### WORK TO COMPLETE
Pick out every line in the listing below that contains the string "radio", and copy each of those lines.

DATASET ROWS start

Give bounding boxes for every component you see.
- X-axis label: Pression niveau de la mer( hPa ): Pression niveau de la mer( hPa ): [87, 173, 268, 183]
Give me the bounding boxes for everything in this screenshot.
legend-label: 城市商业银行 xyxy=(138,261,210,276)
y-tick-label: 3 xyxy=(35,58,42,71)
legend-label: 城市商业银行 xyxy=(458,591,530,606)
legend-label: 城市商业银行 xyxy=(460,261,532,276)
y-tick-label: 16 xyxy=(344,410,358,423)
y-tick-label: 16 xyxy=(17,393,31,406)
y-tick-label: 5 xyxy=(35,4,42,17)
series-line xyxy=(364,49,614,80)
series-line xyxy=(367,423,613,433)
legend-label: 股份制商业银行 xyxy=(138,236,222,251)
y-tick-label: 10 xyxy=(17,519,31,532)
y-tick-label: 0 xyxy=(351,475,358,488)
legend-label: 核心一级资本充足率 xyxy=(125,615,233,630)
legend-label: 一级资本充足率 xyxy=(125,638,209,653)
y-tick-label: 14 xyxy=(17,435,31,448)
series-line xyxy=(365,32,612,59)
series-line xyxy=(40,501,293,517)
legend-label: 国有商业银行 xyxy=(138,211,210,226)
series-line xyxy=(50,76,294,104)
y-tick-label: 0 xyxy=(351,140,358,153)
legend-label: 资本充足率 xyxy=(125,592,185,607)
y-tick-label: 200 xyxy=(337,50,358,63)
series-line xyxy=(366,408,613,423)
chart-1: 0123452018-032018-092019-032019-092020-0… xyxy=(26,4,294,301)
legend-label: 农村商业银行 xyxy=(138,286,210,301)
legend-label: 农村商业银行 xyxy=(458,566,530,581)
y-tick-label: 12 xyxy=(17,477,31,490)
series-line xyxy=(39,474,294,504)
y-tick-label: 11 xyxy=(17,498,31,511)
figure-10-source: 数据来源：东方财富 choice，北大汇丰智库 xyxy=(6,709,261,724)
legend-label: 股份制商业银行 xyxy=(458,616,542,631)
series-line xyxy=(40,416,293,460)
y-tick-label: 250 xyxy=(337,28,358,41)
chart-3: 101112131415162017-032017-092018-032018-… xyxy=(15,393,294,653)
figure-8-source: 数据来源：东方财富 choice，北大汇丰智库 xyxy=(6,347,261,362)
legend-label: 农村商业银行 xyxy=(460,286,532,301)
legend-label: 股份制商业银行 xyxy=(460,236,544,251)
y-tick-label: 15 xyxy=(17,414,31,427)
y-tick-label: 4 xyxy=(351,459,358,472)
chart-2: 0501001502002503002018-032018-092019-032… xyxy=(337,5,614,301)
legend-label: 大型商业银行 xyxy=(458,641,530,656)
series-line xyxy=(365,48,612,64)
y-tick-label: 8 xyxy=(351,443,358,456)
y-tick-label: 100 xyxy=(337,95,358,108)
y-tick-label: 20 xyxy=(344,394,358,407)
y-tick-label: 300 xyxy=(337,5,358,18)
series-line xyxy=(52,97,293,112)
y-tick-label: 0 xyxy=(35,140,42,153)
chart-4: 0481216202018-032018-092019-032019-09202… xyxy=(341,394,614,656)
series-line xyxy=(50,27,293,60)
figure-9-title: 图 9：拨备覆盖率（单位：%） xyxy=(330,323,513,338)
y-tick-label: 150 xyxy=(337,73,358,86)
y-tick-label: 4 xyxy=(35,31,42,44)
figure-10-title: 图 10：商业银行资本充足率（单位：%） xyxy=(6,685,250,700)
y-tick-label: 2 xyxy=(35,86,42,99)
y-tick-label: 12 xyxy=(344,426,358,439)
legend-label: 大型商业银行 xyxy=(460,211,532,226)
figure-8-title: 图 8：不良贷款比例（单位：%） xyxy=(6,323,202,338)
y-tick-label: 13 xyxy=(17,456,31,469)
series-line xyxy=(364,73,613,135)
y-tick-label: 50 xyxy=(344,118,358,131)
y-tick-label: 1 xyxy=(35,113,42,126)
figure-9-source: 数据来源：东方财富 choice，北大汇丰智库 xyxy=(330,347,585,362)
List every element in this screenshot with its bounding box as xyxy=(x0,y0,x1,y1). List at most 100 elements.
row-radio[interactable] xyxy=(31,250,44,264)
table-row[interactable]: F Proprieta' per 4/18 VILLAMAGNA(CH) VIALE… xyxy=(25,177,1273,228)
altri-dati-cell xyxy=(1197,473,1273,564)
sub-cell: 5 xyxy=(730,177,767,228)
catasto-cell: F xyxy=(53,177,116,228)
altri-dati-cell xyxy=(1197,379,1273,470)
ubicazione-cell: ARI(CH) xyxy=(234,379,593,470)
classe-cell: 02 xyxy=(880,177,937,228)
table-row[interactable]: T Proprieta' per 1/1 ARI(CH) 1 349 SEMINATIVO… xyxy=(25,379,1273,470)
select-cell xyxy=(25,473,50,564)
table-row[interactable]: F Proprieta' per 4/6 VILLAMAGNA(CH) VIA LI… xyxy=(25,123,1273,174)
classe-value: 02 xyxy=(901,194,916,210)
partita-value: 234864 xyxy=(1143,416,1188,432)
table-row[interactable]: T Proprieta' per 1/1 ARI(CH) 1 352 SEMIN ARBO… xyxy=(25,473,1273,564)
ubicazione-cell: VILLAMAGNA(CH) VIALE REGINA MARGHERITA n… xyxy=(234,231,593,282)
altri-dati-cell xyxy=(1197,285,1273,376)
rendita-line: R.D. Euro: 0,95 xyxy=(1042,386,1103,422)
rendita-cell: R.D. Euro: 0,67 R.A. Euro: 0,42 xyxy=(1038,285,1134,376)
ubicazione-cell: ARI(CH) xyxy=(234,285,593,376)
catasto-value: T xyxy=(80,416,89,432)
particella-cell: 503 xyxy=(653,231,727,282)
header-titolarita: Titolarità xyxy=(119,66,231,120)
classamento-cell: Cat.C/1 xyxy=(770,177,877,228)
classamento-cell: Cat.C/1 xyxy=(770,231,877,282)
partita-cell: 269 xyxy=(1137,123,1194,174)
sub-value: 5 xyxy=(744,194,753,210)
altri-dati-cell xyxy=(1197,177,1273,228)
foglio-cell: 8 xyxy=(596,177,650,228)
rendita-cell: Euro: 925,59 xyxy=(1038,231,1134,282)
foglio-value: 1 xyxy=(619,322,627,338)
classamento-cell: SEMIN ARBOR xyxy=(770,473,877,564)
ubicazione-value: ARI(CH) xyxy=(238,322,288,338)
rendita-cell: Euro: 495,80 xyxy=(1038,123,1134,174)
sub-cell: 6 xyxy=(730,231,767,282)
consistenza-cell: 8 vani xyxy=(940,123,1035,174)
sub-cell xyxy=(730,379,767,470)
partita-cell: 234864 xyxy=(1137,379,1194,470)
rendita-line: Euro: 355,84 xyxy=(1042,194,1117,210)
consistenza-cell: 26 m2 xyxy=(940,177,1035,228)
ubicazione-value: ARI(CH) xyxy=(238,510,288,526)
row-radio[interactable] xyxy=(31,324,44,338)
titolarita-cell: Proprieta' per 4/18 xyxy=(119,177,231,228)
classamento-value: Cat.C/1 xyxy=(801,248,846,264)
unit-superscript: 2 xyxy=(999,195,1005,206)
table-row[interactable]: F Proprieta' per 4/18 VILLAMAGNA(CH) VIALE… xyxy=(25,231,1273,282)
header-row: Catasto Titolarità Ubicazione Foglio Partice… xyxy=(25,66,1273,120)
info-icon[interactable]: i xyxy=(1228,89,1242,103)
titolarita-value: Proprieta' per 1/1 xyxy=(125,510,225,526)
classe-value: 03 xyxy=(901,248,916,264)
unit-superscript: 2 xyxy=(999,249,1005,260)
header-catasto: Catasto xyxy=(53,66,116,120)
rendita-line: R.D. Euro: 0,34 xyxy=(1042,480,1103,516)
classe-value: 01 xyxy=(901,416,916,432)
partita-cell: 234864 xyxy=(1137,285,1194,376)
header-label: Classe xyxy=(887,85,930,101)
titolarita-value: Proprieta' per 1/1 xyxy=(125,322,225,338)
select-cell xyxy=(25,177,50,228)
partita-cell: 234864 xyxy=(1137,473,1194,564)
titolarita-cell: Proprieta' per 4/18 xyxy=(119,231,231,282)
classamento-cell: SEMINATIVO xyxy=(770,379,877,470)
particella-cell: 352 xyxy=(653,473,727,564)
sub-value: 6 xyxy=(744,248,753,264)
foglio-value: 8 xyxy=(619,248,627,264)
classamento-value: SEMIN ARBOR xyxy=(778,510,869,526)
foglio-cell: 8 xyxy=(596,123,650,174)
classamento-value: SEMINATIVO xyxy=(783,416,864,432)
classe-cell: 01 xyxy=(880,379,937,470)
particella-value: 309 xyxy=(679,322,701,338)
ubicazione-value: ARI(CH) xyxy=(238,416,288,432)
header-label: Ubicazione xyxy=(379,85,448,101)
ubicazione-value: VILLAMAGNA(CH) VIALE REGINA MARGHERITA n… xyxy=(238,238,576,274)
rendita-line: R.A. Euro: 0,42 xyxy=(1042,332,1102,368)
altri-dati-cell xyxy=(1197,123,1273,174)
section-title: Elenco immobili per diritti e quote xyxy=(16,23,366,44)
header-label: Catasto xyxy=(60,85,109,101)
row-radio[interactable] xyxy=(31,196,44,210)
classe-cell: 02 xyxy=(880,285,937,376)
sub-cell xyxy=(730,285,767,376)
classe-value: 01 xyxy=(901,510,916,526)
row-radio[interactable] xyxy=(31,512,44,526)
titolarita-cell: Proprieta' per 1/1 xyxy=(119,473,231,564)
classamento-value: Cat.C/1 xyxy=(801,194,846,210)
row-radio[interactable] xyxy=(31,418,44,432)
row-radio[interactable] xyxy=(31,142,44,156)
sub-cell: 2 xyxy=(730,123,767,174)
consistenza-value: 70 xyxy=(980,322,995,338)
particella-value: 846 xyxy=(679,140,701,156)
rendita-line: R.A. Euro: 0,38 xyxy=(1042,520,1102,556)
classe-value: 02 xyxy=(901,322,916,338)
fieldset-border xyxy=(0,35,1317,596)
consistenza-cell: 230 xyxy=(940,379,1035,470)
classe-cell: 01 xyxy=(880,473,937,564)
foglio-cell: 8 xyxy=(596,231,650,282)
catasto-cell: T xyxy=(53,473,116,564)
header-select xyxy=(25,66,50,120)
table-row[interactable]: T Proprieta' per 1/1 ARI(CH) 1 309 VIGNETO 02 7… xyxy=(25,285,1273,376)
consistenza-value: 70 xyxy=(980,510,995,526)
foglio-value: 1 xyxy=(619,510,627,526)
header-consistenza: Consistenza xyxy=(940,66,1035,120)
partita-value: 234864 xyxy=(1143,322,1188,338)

DATASET ROWS end

### THE RESULT
row-radio[interactable] xyxy=(31,250,44,264)
row-radio[interactable] xyxy=(31,324,44,338)
row-radio[interactable] xyxy=(31,196,44,210)
row-radio[interactable] xyxy=(31,512,44,526)
row-radio[interactable] xyxy=(31,418,44,432)
row-radio[interactable] xyxy=(31,142,44,156)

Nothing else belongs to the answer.